### Records provided
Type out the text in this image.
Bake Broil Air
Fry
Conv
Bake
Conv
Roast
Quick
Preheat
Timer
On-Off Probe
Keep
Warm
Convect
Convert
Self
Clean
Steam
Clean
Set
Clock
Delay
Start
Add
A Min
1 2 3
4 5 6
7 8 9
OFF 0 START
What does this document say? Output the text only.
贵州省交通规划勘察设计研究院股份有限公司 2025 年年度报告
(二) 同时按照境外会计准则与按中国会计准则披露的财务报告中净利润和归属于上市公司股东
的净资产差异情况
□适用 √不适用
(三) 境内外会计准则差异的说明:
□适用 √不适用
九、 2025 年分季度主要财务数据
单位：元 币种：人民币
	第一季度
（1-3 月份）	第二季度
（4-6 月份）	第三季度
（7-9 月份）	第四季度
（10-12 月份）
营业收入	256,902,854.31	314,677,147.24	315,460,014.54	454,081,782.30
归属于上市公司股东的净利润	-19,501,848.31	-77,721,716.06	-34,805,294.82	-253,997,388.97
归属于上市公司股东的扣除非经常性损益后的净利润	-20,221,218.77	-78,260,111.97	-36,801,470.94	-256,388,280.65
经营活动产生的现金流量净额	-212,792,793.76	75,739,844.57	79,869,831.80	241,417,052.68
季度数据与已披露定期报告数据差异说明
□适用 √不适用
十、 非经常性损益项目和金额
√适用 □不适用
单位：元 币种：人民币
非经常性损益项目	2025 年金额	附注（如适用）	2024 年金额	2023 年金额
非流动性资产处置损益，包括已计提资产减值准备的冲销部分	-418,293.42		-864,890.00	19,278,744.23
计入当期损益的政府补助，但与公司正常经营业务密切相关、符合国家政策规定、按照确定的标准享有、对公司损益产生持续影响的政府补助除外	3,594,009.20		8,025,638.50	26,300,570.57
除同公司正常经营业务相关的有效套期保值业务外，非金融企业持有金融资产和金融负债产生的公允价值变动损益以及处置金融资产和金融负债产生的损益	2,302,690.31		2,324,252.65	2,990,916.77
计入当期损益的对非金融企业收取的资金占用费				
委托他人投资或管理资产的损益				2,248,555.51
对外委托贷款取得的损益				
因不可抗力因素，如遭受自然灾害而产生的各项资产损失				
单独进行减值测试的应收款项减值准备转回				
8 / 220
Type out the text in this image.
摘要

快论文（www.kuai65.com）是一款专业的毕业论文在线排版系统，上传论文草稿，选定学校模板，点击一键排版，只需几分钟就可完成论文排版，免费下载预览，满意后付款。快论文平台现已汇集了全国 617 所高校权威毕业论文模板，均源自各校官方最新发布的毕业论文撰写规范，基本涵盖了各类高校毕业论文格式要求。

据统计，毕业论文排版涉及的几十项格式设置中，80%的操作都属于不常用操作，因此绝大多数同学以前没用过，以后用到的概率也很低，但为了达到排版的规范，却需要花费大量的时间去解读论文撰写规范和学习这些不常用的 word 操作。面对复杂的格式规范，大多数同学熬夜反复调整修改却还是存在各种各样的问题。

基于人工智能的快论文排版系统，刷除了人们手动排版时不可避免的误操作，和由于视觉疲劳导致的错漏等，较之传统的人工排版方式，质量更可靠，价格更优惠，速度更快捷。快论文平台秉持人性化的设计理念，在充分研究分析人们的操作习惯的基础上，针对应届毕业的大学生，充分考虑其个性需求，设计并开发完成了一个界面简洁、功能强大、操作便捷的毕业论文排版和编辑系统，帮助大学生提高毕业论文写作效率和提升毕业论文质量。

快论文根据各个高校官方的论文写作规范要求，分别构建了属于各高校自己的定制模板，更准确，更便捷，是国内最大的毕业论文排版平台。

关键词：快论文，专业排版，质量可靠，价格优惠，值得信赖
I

### Problem to work on
Reproduce every line of the data verbatim.

### Task answer
Type out the text in this image.
Bake Broil Air
Fry
Conv
Bake
Conv
Roast
Quick
Preheat
Timer
On-Off Probe
Keep
Warm
Convect
Convert
Self
Clean
Steam
Clean
Set
Clock
Delay
Start
Add
A Min
1 2 3
4 5 6
7 8 9
OFF 0 START
What does this document say? Output the text only.
贵州省交通规划勘察设计研究院股份有限公司 2025 年年度报告
(二) 同时按照境外会计准则与按中国会计准则披露的财务报告中净利润和归属于上市公司股东
的净资产差异情况
□适用 √不适用
(三) 境内外会计准则差异的说明:
□适用 √不适用
九、 2025 年分季度主要财务数据
单位：元 币种：人民币
	第一季度
（1-3 月份）	第二季度
（4-6 月份）	第三季度
（7-9 月份）	第四季度
（10-12 月份）
营业收入	256,902,854.31	314,677,147.24	315,460,014.54	454,081,782.30
归属于上市公司股东的净利润	-19,501,848.31	-77,721,716.06	-34,805,294.82	-253,997,388.97
归属于上市公司股东的扣除非经常性损益后的净利润	-20,221,218.77	-78,260,111.97	-36,801,470.94	-256,388,280.65
经营活动产生的现金流量净额	-212,792,793.76	75,739,844.57	79,869,831.80	241,417,052.68
季度数据与已披露定期报告数据差异说明
□适用 √不适用
十、 非经常性损益项目和金额
√适用 □不适用
单位：元 币种：人民币
非经常性损益项目	2025 年金额	附注（如适用）	2024 年金额	2023 年金额
非流动性资产处置损益，包括已计提资产减值准备的冲销部分	-418,293.42		-864,890.00	19,278,744.23
计入当期损益的政府补助，但与公司正常经营业务密切相关、符合国家政策规定、按照确定的标准享有、对公司损益产生持续影响的政府补助除外	3,594,009.20		8,025,638.50	26,300,570.57
除同公司正常经营业务相关的有效套期保值业务外，非金融企业持有金融资产和金融负债产生的公允价值变动损益以及处置金融资产和金融负债产生的损益	2,302,690.31		2,324,252.65	2,990,916.77
计入当期损益的对非金融企业收取的资金占用费				
委托他人投资或管理资产的损益				2,248,555.51
对外委托贷款取得的损益				
因不可抗力因素，如遭受自然灾害而产生的各项资产损失				
单独进行减值测试的应收款项减值准备转回				
8 / 220
Type out the text in this image.
摘要

快论文（www.kuai65.com）是一款专业的毕业论文在线排版系统，上传论文草稿，选定学校模板，点击一键排版，只需几分钟就可完成论文排版，免费下载预览，满意后付款。快论文平台现已汇集了全国 617 所高校权威毕业论文模板，均源自各校官方最新发布的毕业论文撰写规范，基本涵盖了各类高校毕业论文格式要求。

据统计，毕业论文排版涉及的几十项格式设置中，80%的操作都属于不常用操作，因此绝大多数同学以前没用过，以后用到的概率也很低，但为了达到排版的规范，却需要花费大量的时间去解读论文撰写规范和学习这些不常用的 word 操作。面对复杂的格式规范，大多数同学熬夜反复调整修改却还是存在各种各样的问题。

基于人工智能的快论文排版系统，刷除了人们手动排版时不可避免的误操作，和由于视觉疲劳导致的错漏等，较之传统的人工排版方式，质量更可靠，价格更优惠，速度更快捷。快论文平台秉持人性化的设计理念，在充分研究分析人们的操作习惯的基础上，针对应届毕业的大学生，充分考虑其个性需求，设计并开发完成了一个界面简洁、功能强大、操作便捷的毕业论文排版和编辑系统，帮助大学生提高毕业论文写作效率和提升毕业论文质量。

快论文根据各个高校官方的论文写作规范要求，分别构建了属于各高校自己的定制模板，更准确，更便捷，是国内最大的毕业论文排版平台。

关键词：快论文，专业排版，质量可靠，价格优惠，值得信赖
I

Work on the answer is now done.